Direction – State the number of lines that hold the string "icon", with nothing added.

*****

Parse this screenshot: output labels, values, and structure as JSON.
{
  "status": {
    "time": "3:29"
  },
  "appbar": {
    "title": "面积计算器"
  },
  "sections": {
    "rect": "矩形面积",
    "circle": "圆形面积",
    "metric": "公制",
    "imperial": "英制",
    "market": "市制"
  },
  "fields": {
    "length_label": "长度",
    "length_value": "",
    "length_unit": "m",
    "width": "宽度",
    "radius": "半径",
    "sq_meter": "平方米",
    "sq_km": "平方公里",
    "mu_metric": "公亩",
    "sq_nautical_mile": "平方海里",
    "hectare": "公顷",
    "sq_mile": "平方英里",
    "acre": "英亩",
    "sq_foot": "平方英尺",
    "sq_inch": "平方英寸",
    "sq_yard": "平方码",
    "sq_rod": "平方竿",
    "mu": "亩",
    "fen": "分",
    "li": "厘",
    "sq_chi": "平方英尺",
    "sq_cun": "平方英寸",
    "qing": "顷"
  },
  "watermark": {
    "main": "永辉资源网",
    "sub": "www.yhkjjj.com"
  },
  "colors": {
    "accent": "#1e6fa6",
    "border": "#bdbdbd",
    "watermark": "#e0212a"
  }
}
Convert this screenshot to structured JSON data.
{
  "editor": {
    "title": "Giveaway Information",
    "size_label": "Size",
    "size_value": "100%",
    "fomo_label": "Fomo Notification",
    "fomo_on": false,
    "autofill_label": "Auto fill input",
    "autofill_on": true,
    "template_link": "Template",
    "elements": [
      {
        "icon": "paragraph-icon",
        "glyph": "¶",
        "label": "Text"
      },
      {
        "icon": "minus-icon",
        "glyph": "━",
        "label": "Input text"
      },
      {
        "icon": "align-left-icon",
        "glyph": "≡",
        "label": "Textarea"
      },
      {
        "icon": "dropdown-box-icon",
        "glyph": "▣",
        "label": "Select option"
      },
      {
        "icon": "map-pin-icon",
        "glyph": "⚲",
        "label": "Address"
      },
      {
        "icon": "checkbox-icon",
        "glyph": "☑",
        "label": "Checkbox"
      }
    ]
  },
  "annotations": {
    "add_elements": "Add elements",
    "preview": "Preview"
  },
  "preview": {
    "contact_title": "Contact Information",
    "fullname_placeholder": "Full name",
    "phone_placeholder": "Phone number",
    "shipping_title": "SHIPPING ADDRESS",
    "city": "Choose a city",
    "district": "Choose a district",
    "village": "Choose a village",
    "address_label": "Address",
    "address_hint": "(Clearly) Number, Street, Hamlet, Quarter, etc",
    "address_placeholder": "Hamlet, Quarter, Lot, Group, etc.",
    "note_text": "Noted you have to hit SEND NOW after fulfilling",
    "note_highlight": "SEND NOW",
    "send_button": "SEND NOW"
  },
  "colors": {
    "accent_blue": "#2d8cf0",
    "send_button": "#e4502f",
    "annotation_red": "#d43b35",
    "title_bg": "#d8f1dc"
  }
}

*****

Solution for this task – 6